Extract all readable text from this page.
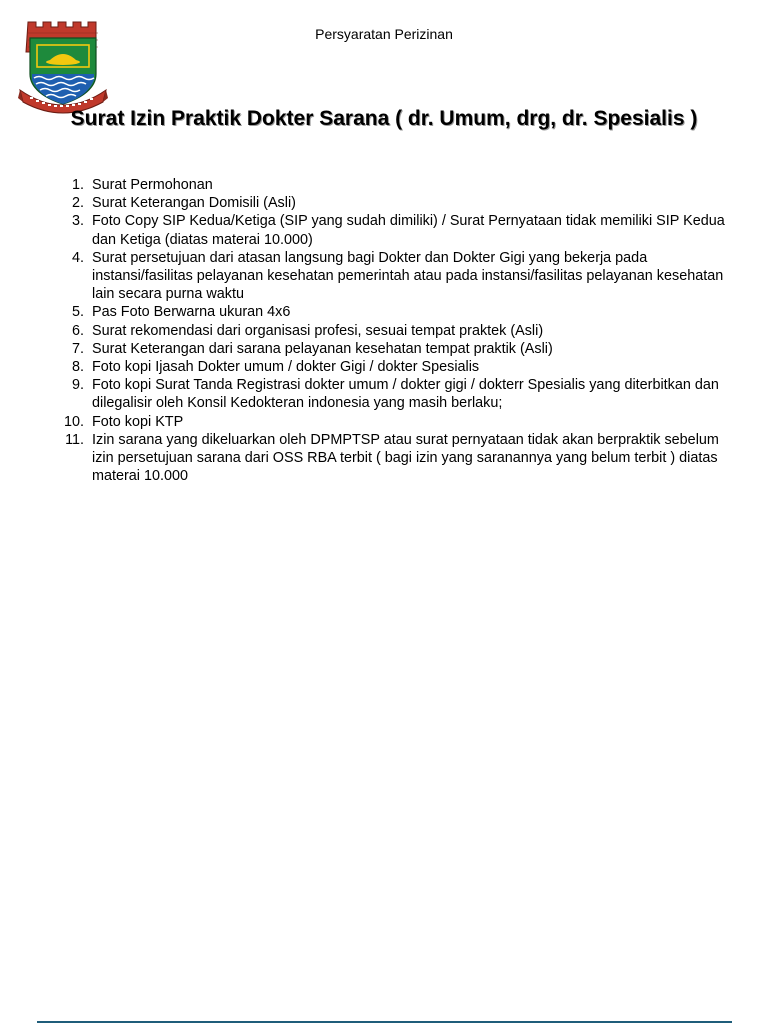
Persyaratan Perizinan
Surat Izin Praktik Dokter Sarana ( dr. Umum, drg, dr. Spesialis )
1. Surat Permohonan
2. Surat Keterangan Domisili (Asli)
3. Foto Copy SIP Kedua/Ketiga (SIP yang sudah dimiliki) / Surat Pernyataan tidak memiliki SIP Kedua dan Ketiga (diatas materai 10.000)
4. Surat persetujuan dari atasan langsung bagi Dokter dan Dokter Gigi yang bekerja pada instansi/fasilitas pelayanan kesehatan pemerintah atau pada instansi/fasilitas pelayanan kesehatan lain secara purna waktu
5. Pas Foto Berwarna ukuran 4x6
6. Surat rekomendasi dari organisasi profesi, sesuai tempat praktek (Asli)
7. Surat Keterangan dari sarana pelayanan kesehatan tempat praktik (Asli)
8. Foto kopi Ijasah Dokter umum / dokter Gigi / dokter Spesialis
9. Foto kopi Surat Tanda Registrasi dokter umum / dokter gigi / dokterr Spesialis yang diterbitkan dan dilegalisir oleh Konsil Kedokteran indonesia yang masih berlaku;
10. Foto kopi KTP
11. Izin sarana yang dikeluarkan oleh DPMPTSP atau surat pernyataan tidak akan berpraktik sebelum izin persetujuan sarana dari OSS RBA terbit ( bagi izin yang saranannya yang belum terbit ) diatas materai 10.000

_____

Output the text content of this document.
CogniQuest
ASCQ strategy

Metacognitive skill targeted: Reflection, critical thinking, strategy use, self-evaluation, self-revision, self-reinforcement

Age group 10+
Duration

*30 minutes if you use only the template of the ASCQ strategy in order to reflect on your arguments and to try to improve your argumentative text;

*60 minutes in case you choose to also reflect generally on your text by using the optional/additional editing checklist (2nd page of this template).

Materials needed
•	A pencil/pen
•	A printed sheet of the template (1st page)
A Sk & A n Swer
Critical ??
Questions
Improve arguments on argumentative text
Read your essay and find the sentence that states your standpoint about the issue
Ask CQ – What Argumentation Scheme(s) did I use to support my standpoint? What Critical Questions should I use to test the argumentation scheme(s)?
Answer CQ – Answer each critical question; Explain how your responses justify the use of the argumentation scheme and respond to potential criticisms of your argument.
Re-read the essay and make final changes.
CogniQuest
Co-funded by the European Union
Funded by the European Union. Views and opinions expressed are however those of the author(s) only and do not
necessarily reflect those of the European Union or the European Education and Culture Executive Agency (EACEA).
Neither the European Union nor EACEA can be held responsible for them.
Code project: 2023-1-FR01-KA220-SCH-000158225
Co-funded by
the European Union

_____

PROBLEM DESCRIPTION:
State how many lines in the records above contain the word "EACEA", giving only the number.

WRITTEN REPLY:
2